### PROBLEM TO SOLVE:
Identify, in the records below, every line where the string "bank" appears, and copy each such line.

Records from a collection
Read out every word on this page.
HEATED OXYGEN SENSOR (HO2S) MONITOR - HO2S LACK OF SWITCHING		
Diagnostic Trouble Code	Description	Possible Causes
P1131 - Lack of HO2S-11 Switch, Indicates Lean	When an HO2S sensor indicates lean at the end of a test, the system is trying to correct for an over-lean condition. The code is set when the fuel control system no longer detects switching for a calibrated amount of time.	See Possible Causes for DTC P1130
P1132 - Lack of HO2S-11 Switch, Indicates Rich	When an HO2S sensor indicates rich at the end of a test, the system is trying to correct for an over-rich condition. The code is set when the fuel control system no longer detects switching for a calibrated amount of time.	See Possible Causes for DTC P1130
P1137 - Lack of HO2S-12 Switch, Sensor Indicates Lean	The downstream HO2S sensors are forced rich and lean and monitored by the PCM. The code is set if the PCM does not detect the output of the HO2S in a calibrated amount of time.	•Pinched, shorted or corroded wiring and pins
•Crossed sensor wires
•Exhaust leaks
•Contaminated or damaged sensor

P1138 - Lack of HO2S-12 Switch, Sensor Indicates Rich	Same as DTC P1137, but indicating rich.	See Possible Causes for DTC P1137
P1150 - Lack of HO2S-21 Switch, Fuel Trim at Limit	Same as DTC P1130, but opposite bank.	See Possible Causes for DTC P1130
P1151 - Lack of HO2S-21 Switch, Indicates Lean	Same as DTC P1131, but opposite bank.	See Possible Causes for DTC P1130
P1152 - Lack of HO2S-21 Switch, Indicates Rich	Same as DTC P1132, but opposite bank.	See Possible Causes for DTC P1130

### RESULT OF THIS EXERCISE:
P1150 - Lack of HO2S-21 Switch, Fuel Trim at Limit	Same as DTC P1130, but opposite bank.	See Possible Causes for DTC P1130
P1151 - Lack of HO2S-21 Switch, Indicates Lean	Same as DTC P1131, but opposite bank.	See Possible Causes for DTC P1130
P1152 - Lack of HO2S-21 Switch, Indicates Rich	Same as DTC P1132, but opposite bank.	See Possible Causes for DTC P1130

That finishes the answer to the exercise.